(Dataset entries)
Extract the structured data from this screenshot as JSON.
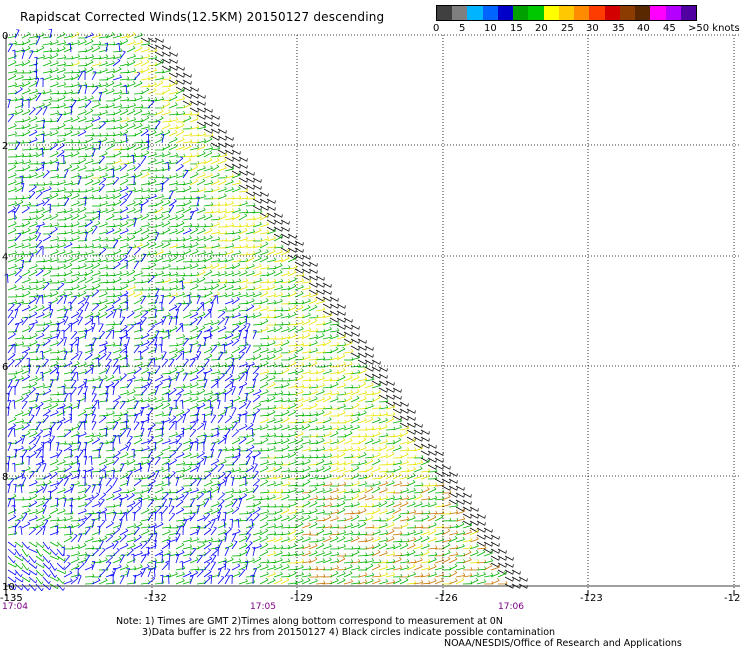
{
  "title": "Rapidscat Corrected Winds(12.5KM) 20150127 descending",
  "legend": {
    "colors": [
      "#404040",
      "#7f7f7f",
      "#00b4ff",
      "#0064ff",
      "#0000c8",
      "#00a000",
      "#00c800",
      "#ffff00",
      "#ffc800",
      "#ff8c00",
      "#ff3c00",
      "#d20000",
      "#8c3c00",
      "#5a2800",
      "#ff00ff",
      "#b400ff",
      "#5000a0"
    ],
    "labels": [
      "0",
      "5",
      "10",
      "15",
      "20",
      "25",
      "30",
      "35",
      "40",
      "45",
      ">50 knots"
    ],
    "label_positions": [
      0,
      26,
      51,
      77,
      102,
      128,
      153,
      179,
      204,
      230,
      255
    ]
  },
  "x_ticks": [
    "-135",
    "-132",
    "-129",
    "-126",
    "-123",
    "-12"
  ],
  "y_ticks": [
    "0",
    "2",
    "4",
    "6",
    "8",
    "10"
  ],
  "times": [
    "17:04",
    "17:05",
    "17:06"
  ],
  "notes": {
    "line1": "Note: 1) Times are GMT 2)Times along bottom correspond to measurement at 0N",
    "line2": "3)Data buffer is 22 hrs from 20150127 4) Black circles indicate possible contamination",
    "line3": "NOAA/NESDIS/Office of Research and Applications"
  },
  "map_data": {
    "longitude_range": [
      -135,
      -123
    ],
    "latitude_range": [
      -10,
      0
    ],
    "wind_colors": {
      "blue": "#0000ff",
      "green": "#00b400",
      "yellow": "#e6e600",
      "orange": "#c87800",
      "black": "#000000"
    }
  }
}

Work to do | Omit every image. Quote each record exactly.

Answer for the task |
Extract the structured data from this screenshot as JSON.
{
  "title": "Rapidscat Corrected Winds(12.5KM) 20150127 descending",
  "legend": {
    "colors": [
      "#404040",
      "#7f7f7f",
      "#00b4ff",
      "#0064ff",
      "#0000c8",
      "#00a000",
      "#00c800",
      "#ffff00",
      "#ffc800",
      "#ff8c00",
      "#ff3c00",
      "#d20000",
      "#8c3c00",
      "#5a2800",
      "#ff00ff",
      "#b400ff",
      "#5000a0"
    ],
    "labels": [
      "0",
      "5",
      "10",
      "15",
      "20",
      "25",
      "30",
      "35",
      "40",
      "45",
      ">50 knots"
    ],
    "label_positions": [
      0,
      26,
      51,
      77,
      102,
      128,
      153,
      179,
      204,
      230,
      255
    ]
  },
  "x_ticks": [
    "-135",
    "-132",
    "-129",
    "-126",
    "-123",
    "-12"
  ],
  "y_ticks": [
    "0",
    "2",
    "4",
    "6",
    "8",
    "10"
  ],
  "times": [
    "17:04",
    "17:05",
    "17:06"
  ],
  "notes": {
    "line1": "Note: 1) Times are GMT 2)Times along bottom correspond to measurement at 0N",
    "line2": "3)Data buffer is 22 hrs from 20150127 4) Black circles indicate possible contamination",
    "line3": "NOAA/NESDIS/Office of Research and Applications"
  },
  "map_data": {
    "longitude_range": [
      -135,
      -123
    ],
    "latitude_range": [
      -10,
      0
    ],
    "wind_colors": {
      "blue": "#0000ff",
      "green": "#00b400",
      "yellow": "#e6e600",
      "orange": "#c87800",
      "black": "#000000"
    }
  }
}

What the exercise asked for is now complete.